Work to be completed —
Write out the whole listing again, exactly as given.

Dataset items
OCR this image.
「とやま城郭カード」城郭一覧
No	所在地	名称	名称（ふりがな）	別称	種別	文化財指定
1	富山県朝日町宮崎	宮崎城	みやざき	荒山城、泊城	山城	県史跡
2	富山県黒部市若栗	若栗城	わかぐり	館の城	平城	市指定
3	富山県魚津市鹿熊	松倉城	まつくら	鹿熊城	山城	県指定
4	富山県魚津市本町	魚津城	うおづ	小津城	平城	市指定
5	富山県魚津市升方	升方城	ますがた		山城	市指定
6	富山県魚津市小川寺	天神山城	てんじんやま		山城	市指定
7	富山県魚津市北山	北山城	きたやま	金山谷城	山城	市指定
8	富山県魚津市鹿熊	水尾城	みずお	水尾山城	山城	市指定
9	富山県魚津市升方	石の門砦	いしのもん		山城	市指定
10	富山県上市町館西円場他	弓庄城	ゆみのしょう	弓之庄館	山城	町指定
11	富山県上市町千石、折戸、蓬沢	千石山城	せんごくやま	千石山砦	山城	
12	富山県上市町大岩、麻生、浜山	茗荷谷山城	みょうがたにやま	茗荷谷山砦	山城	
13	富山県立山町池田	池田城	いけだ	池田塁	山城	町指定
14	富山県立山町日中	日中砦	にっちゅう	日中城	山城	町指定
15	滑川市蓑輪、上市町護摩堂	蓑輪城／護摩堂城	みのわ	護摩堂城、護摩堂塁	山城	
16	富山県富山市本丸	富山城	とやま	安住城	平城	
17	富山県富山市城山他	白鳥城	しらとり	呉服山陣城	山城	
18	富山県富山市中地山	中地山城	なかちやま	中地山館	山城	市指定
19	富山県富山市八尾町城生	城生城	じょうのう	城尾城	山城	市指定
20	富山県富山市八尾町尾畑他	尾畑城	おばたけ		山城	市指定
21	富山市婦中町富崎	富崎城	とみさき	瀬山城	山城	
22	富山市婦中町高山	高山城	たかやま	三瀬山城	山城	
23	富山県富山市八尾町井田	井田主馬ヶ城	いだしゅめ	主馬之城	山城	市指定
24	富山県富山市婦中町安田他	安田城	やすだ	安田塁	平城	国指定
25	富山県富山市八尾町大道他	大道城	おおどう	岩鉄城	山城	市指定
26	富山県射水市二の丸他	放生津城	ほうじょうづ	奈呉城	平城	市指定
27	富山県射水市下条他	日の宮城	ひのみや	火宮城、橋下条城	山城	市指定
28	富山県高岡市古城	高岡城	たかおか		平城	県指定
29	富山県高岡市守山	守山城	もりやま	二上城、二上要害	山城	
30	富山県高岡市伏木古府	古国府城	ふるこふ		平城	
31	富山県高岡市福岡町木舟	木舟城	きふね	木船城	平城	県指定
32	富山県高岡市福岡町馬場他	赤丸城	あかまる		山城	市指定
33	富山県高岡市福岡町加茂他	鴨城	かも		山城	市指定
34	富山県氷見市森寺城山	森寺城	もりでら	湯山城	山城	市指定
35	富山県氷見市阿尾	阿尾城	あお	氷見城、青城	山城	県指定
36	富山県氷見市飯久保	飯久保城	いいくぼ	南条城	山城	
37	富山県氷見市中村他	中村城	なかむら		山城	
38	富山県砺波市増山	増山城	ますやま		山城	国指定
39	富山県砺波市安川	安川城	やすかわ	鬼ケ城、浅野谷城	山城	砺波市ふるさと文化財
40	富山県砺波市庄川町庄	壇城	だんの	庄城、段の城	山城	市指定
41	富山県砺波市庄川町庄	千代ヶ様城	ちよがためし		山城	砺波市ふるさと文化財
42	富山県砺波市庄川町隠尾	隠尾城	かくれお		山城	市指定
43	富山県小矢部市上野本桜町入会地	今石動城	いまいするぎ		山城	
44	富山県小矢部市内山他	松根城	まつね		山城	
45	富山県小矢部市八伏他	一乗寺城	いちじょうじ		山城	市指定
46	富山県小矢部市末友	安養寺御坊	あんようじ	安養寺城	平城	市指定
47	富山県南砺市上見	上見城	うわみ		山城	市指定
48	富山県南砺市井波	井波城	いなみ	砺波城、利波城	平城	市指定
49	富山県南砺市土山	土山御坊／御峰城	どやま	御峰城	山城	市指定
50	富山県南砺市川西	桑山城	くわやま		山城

Task response —
OCR this image.
「とやま城郭カード」城郭一覧
No	所在地	名称	名称（ふりがな）	別称	種別	文化財指定
1	富山県朝日町宮崎	宮崎城	みやざき	荒山城、泊城	山城	県史跡
2	富山県黒部市若栗	若栗城	わかぐり	館の城	平城	市指定
3	富山県魚津市鹿熊	松倉城	まつくら	鹿熊城	山城	県指定
4	富山県魚津市本町	魚津城	うおづ	小津城	平城	市指定
5	富山県魚津市升方	升方城	ますがた		山城	市指定
6	富山県魚津市小川寺	天神山城	てんじんやま		山城	市指定
7	富山県魚津市北山	北山城	きたやま	金山谷城	山城	市指定
8	富山県魚津市鹿熊	水尾城	みずお	水尾山城	山城	市指定
9	富山県魚津市升方	石の門砦	いしのもん		山城	市指定
10	富山県上市町館西円場他	弓庄城	ゆみのしょう	弓之庄館	山城	町指定
11	富山県上市町千石、折戸、蓬沢	千石山城	せんごくやま	千石山砦	山城	
12	富山県上市町大岩、麻生、浜山	茗荷谷山城	みょうがたにやま	茗荷谷山砦	山城	
13	富山県立山町池田	池田城	いけだ	池田塁	山城	町指定
14	富山県立山町日中	日中砦	にっちゅう	日中城	山城	町指定
15	滑川市蓑輪、上市町護摩堂	蓑輪城／護摩堂城	みのわ	護摩堂城、護摩堂塁	山城	
16	富山県富山市本丸	富山城	とやま	安住城	平城	
17	富山県富山市城山他	白鳥城	しらとり	呉服山陣城	山城	
18	富山県富山市中地山	中地山城	なかちやま	中地山館	山城	市指定
19	富山県富山市八尾町城生	城生城	じょうのう	城尾城	山城	市指定
20	富山県富山市八尾町尾畑他	尾畑城	おばたけ		山城	市指定
21	富山市婦中町富崎	富崎城	とみさき	瀬山城	山城	
22	富山市婦中町高山	高山城	たかやま	三瀬山城	山城	
23	富山県富山市八尾町井田	井田主馬ヶ城	いだしゅめ	主馬之城	山城	市指定
24	富山県富山市婦中町安田他	安田城	やすだ	安田塁	平城	国指定
25	富山県富山市八尾町大道他	大道城	おおどう	岩鉄城	山城	市指定
26	富山県射水市二の丸他	放生津城	ほうじょうづ	奈呉城	平城	市指定
27	富山県射水市下条他	日の宮城	ひのみや	火宮城、橋下条城	山城	市指定
28	富山県高岡市古城	高岡城	たかおか		平城	県指定
29	富山県高岡市守山	守山城	もりやま	二上城、二上要害	山城	
30	富山県高岡市伏木古府	古国府城	ふるこふ		平城	
31	富山県高岡市福岡町木舟	木舟城	きふね	木船城	平城	県指定
32	富山県高岡市福岡町馬場他	赤丸城	あかまる		山城	市指定
33	富山県高岡市福岡町加茂他	鴨城	かも		山城	市指定
34	富山県氷見市森寺城山	森寺城	もりでら	湯山城	山城	市指定
35	富山県氷見市阿尾	阿尾城	あお	氷見城、青城	山城	県指定
36	富山県氷見市飯久保	飯久保城	いいくぼ	南条城	山城	
37	富山県氷見市中村他	中村城	なかむら		山城	
38	富山県砺波市増山	増山城	ますやま		山城	国指定
39	富山県砺波市安川	安川城	やすかわ	鬼ケ城、浅野谷城	山城	砺波市ふるさと文化財
40	富山県砺波市庄川町庄	壇城	だんの	庄城、段の城	山城	市指定
41	富山県砺波市庄川町庄	千代ヶ様城	ちよがためし		山城	砺波市ふるさと文化財
42	富山県砺波市庄川町隠尾	隠尾城	かくれお		山城	市指定
43	富山県小矢部市上野本桜町入会地	今石動城	いまいするぎ		山城	
44	富山県小矢部市内山他	松根城	まつね		山城	
45	富山県小矢部市八伏他	一乗寺城	いちじょうじ		山城	市指定
46	富山県小矢部市末友	安養寺御坊	あんようじ	安養寺城	平城	市指定
47	富山県南砺市上見	上見城	うわみ		山城	市指定
48	富山県南砺市井波	井波城	いなみ	砺波城、利波城	平城	市指定
49	富山県南砺市土山	土山御坊／御峰城	どやま	御峰城	山城	市指定
50	富山県南砺市川西	桑山城	くわやま		山城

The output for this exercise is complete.